* Start DATA LINES *
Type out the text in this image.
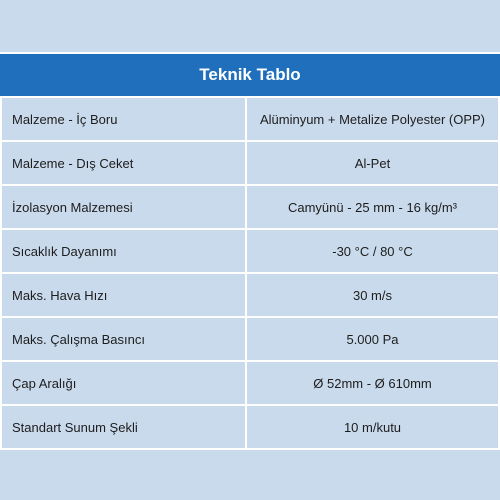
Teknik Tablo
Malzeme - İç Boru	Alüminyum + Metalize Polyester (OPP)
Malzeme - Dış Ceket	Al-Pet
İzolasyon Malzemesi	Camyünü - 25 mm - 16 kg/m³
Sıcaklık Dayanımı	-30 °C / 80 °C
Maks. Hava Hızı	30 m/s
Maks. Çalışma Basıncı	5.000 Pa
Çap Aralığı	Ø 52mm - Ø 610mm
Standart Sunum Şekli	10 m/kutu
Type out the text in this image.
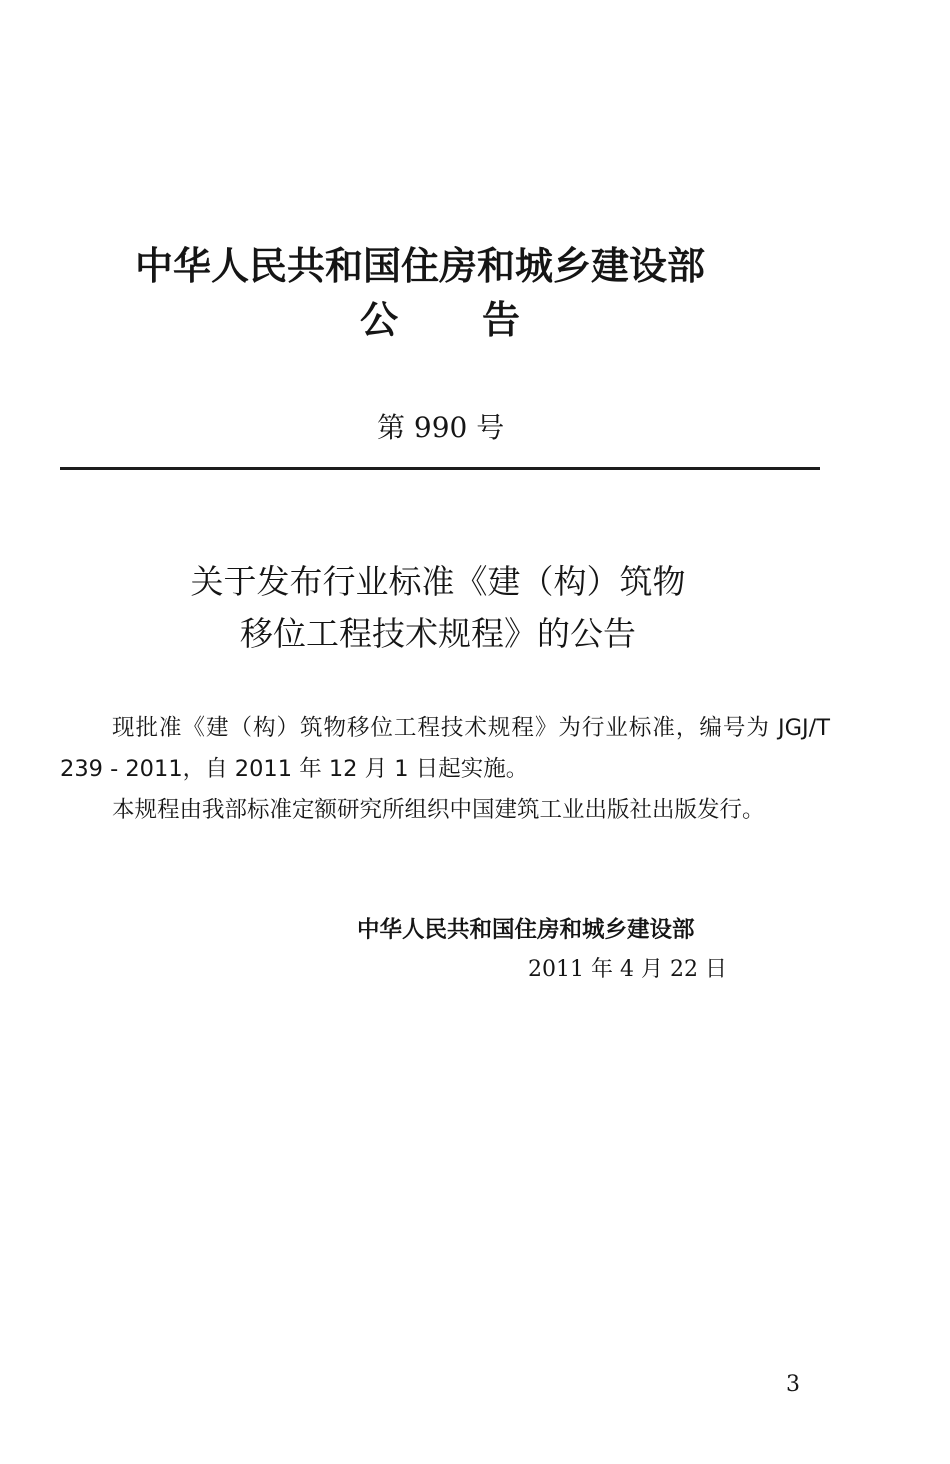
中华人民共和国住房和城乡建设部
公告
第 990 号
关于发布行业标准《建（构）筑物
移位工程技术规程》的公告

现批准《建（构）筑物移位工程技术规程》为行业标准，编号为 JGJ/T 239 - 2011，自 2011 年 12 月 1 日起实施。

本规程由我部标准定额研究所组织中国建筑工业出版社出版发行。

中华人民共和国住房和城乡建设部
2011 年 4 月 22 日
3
* End DATA LINES *
Every record gets retyped exactly; no picture goes into the copy.

Type out the text in this image.
Teknik Tablo
Malzeme - İç Boru	Alüminyum + Metalize Polyester (OPP)
Malzeme - Dış Ceket	Al-Pet
İzolasyon Malzemesi	Camyünü - 25 mm - 16 kg/m³
Sıcaklık Dayanımı	-30 °C / 80 °C
Maks. Hava Hızı	30 m/s
Maks. Çalışma Basıncı	5.000 Pa
Çap Aralığı	Ø 52mm - Ø 610mm
Standart Sunum Şekli	10 m/kutu
Type out the text in this image.
中华人民共和国住房和城乡建设部
公告
第 990 号
关于发布行业标准《建（构）筑物
移位工程技术规程》的公告

现批准《建（构）筑物移位工程技术规程》为行业标准，编号为 JGJ/T 239 - 2011，自 2011 年 12 月 1 日起实施。

本规程由我部标准定额研究所组织中国建筑工业出版社出版发行。

中华人民共和国住房和城乡建设部
2011 年 4 月 22 日
3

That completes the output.